-- What you are asked to do --
Return the records word for word. Any pictures in them are not part of the copy.
* start Records provided *
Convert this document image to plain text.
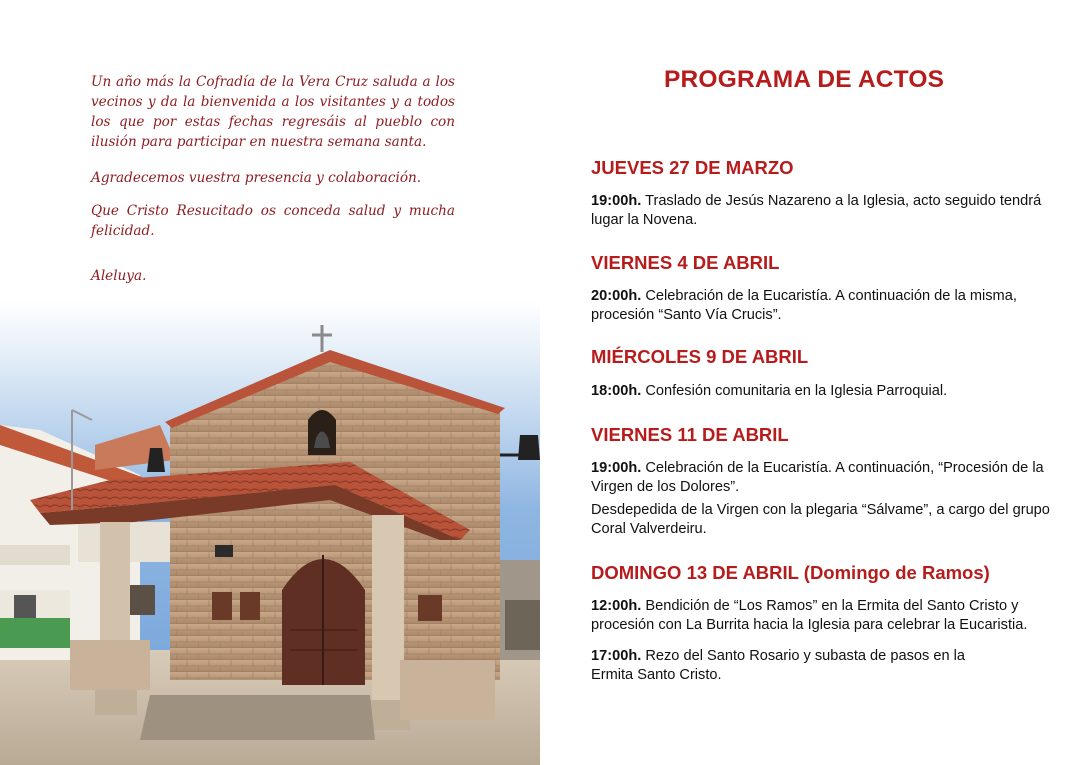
Un año más la Cofradía de la Vera Cruz saluda a los vecinos y da la bienvenida a los visitantes y a todos los que por estas fechas regresáis al pueblo con ilusión para participar en nuestra semana santa.

Agradecemos vuestra presencia y colaboración.

Que Cristo Resucitado os conceda salud y mucha felicidad.

Aleluya.

PROGRAMA DE ACTOS
JUEVES 27 DE MARZO
19:00h. Traslado de Jesús Nazareno a la Iglesia, acto seguido tendrá lugar la Novena.
VIERNES 4 DE ABRIL
20:00h. Celebración de la Eucaristía. A continuación de la misma, procesión “Santo Vía Crucis”.
MIÉRCOLES 9 DE ABRIL
18:00h. Confesión comunitaria en la Iglesia Parroquial.
VIERNES 11 DE ABRIL
19:00h. Celebración de la Eucaristía. A continuación, “Procesión de la Virgen de los Dolores”.
Desdepedida de la Virgen con la plegaria “Sálvame”, a cargo del grupo Coral Valverdeiru.
DOMINGO 13 DE ABRIL (Domingo de Ramos)
12:00h. Bendición de “Los Ramos” en la Ermita del Santo Cristo y procesión con La Burrita hacia la Iglesia para celebrar la Eucaristia.
17:00h. Rezo del Santo Rosario y subasta de pasos en la Ermita Santo Cristo.
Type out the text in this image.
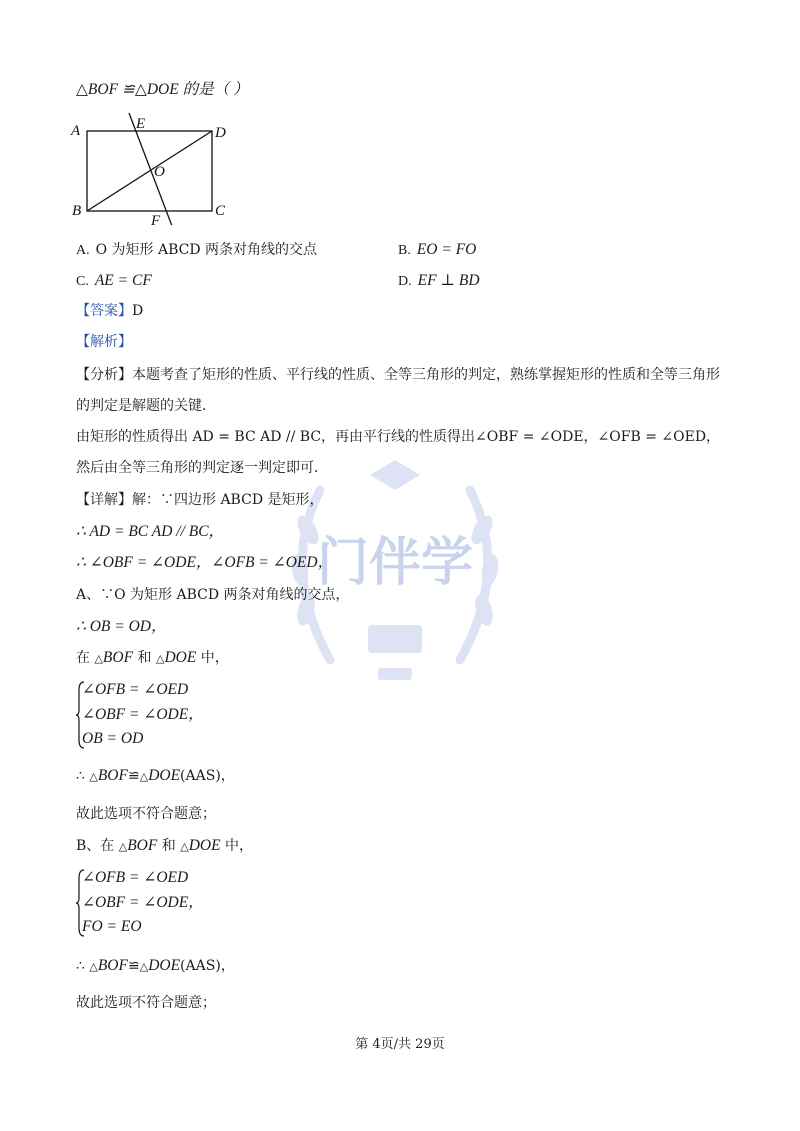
门伴学
△BOF ≌△DOE 的是（ ）
A	E
D
O
B
F
C
A. O 为矩形 ABCD 两条对角线的交点	B. EO = FO
C. AE = CF	D. EF ⊥ BD
【答案】D
【解析】
【分析】本题考查了矩形的性质、平行线的性质、全等三角形的判定，熟练掌握矩形的性质和全等三角形
的判定是解题的关键．
由矩形的性质得出 AD = BC AD // BC，再由平行线的性质得出∠OBF = ∠ODE，∠OFB = ∠OED，
然后由全等三角形的判定逐一判定即可．
【详解】解：∵四边形 ABCD 是矩形，
∴ AD = BC AD // BC，
∴ ∠OBF = ∠ODE，∠OFB = ∠OED，
A、∵O 为矩形 ABCD 两条对角线的交点，
∴ OB = OD，
在 △BOF 和 △DOE 中，
∠OFB = ∠OED
∠OBF = ∠ODE，
OB = OD
∴ △BOF≌△DOE(AAS)，
故此选项不符合题意；
B、在 △BOF 和 △DOE 中，
∠OFB = ∠OED
∠OBF = ∠ODE，
FO = EO
∴ △BOF≌△DOE(AAS)，
故此选项不符合题意；
第 4页/共 29页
* end Records provided *
-- Solution to this task --
Convert this document image to plain text.
Un año más la Cofradía de la Vera Cruz saluda a los vecinos y da la bienvenida a los visitantes y a todos los que por estas fechas regresáis al pueblo con ilusión para participar en nuestra semana santa.

Agradecemos vuestra presencia y colaboración.

Que Cristo Resucitado os conceda salud y mucha felicidad.

Aleluya.

PROGRAMA DE ACTOS
JUEVES 27 DE MARZO
19:00h. Traslado de Jesús Nazareno a la Iglesia, acto seguido tendrá lugar la Novena.
VIERNES 4 DE ABRIL
20:00h. Celebración de la Eucaristía. A continuación de la misma, procesión “Santo Vía Crucis”.
MIÉRCOLES 9 DE ABRIL
18:00h. Confesión comunitaria en la Iglesia Parroquial.
VIERNES 11 DE ABRIL
19:00h. Celebración de la Eucaristía. A continuación, “Procesión de la Virgen de los Dolores”.
Desdepedida de la Virgen con la plegaria “Sálvame”, a cargo del grupo Coral Valverdeiru.
DOMINGO 13 DE ABRIL (Domingo de Ramos)
12:00h. Bendición de “Los Ramos” en la Ermita del Santo Cristo y procesión con La Burrita hacia la Iglesia para celebrar la Eucaristia.
17:00h. Rezo del Santo Rosario y subasta de pasos en la Ermita Santo Cristo.
Type out the text in this image.
门伴学
△BOF ≌△DOE 的是（ ）
A	E
D
O
B
F
C
A. O 为矩形 ABCD 两条对角线的交点	B. EO = FO
C. AE = CF	D. EF ⊥ BD
【答案】D
【解析】
【分析】本题考查了矩形的性质、平行线的性质、全等三角形的判定，熟练掌握矩形的性质和全等三角形
的判定是解题的关键．
由矩形的性质得出 AD = BC AD // BC，再由平行线的性质得出∠OBF = ∠ODE，∠OFB = ∠OED，
然后由全等三角形的判定逐一判定即可．
【详解】解：∵四边形 ABCD 是矩形，
∴ AD = BC AD // BC，
∴ ∠OBF = ∠ODE，∠OFB = ∠OED，
A、∵O 为矩形 ABCD 两条对角线的交点，
∴ OB = OD，
在 △BOF 和 △DOE 中，
∠OFB = ∠OED
∠OBF = ∠ODE，
OB = OD
∴ △BOF≌△DOE(AAS)，
故此选项不符合题意；
B、在 △BOF 和 △DOE 中，
∠OFB = ∠OED
∠OBF = ∠ODE，
FO = EO
∴ △BOF≌△DOE(AAS)，
故此选项不符合题意；
第 4页/共 29页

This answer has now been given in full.